→ Task instructions
Rewrite the data below, putting "grid line" wherever "grid-line" appears and keeping everything else the same.

[Item position entries]
···

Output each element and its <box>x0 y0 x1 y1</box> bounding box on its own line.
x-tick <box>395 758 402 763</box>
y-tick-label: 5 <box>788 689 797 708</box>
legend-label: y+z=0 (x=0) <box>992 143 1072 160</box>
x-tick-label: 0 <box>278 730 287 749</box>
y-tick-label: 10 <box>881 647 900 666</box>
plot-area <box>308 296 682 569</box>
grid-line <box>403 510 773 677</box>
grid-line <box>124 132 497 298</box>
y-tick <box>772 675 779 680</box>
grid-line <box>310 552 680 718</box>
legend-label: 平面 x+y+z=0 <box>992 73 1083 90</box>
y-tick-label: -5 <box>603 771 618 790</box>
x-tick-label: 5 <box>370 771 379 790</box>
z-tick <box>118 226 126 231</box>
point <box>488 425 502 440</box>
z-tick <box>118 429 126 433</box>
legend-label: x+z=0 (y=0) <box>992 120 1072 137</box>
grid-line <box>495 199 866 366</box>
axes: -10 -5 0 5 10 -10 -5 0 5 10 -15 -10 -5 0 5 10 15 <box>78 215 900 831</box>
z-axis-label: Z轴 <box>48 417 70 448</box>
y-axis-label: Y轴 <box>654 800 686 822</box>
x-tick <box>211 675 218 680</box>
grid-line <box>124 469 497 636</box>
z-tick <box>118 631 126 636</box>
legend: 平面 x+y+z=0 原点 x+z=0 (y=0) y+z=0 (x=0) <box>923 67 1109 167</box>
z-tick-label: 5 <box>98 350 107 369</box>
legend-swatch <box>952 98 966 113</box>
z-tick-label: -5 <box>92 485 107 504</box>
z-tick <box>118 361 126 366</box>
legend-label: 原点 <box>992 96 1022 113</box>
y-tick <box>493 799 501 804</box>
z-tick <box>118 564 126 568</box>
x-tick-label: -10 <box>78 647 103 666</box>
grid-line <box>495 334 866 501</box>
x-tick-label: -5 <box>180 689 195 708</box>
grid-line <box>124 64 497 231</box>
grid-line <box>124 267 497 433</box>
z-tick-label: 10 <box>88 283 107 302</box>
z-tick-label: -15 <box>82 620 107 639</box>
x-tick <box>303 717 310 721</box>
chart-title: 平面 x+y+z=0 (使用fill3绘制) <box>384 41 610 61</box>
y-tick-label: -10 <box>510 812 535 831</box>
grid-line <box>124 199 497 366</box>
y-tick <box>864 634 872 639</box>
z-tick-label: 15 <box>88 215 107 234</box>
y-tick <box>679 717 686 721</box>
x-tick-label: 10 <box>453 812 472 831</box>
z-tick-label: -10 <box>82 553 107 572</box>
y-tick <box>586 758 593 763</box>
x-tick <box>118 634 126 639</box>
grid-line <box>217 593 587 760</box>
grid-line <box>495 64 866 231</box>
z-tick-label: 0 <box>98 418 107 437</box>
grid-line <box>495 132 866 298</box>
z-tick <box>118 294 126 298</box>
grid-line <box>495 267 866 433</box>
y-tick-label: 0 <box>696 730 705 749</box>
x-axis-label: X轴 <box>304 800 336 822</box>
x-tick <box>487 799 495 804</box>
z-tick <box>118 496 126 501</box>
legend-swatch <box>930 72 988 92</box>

···

→ Answer to the exercise
Output each element and its <box>x0 y0 x1 y1</box> bounding box on its own line.
x-tick <box>395 758 402 763</box>
y-tick-label: 5 <box>788 689 797 708</box>
legend-label: y+z=0 (x=0) <box>992 143 1072 160</box>
x-tick-label: 0 <box>278 730 287 749</box>
y-tick-label: 10 <box>881 647 900 666</box>
plot-area <box>308 296 682 569</box>
grid line <box>403 510 773 677</box>
grid line <box>124 132 497 298</box>
y-tick <box>772 675 779 680</box>
grid line <box>310 552 680 718</box>
legend-label: 平面 x+y+z=0 <box>992 73 1083 90</box>
y-tick-label: -5 <box>603 771 618 790</box>
x-tick-label: 5 <box>370 771 379 790</box>
z-tick <box>118 226 126 231</box>
point <box>488 425 502 440</box>
z-tick <box>118 429 126 433</box>
legend-label: x+z=0 (y=0) <box>992 120 1072 137</box>
grid line <box>495 199 866 366</box>
axes: -10 -5 0 5 10 -10 -5 0 5 10 -15 -10 -5 0 5 10 15 <box>78 215 900 831</box>
z-axis-label: Z轴 <box>48 417 70 448</box>
y-axis-label: Y轴 <box>654 800 686 822</box>
x-tick <box>211 675 218 680</box>
grid line <box>124 469 497 636</box>
z-tick <box>118 631 126 636</box>
legend: 平面 x+y+z=0 原点 x+z=0 (y=0) y+z=0 (x=0) <box>923 67 1109 167</box>
z-tick-label: 5 <box>98 350 107 369</box>
legend-swatch <box>952 98 966 113</box>
z-tick-label: -5 <box>92 485 107 504</box>
z-tick <box>118 361 126 366</box>
legend-label: 原点 <box>992 96 1022 113</box>
y-tick <box>493 799 501 804</box>
z-tick <box>118 564 126 568</box>
x-tick-label: -10 <box>78 647 103 666</box>
grid line <box>495 334 866 501</box>
x-tick-label: -5 <box>180 689 195 708</box>
grid line <box>124 64 497 231</box>
grid line <box>124 267 497 433</box>
z-tick-label: 10 <box>88 283 107 302</box>
z-tick-label: -15 <box>82 620 107 639</box>
x-tick <box>303 717 310 721</box>
chart-title: 平面 x+y+z=0 (使用fill3绘制) <box>384 41 610 61</box>
y-tick-label: -10 <box>510 812 535 831</box>
grid line <box>124 199 497 366</box>
y-tick <box>864 634 872 639</box>
z-tick-label: 15 <box>88 215 107 234</box>
y-tick <box>679 717 686 721</box>
x-tick-label: 10 <box>453 812 472 831</box>
z-tick-label: -10 <box>82 553 107 572</box>
y-tick <box>586 758 593 763</box>
x-tick <box>118 634 126 639</box>
grid line <box>217 593 587 760</box>
grid line <box>495 64 866 231</box>
z-tick-label: 0 <box>98 418 107 437</box>
grid line <box>495 132 866 298</box>
z-tick <box>118 294 126 298</box>
grid line <box>495 267 866 433</box>
y-tick-label: 0 <box>696 730 705 749</box>
x-axis-label: X轴 <box>304 800 336 822</box>
x-tick <box>487 799 495 804</box>
z-tick <box>118 496 126 501</box>
legend-swatch <box>930 72 988 92</box>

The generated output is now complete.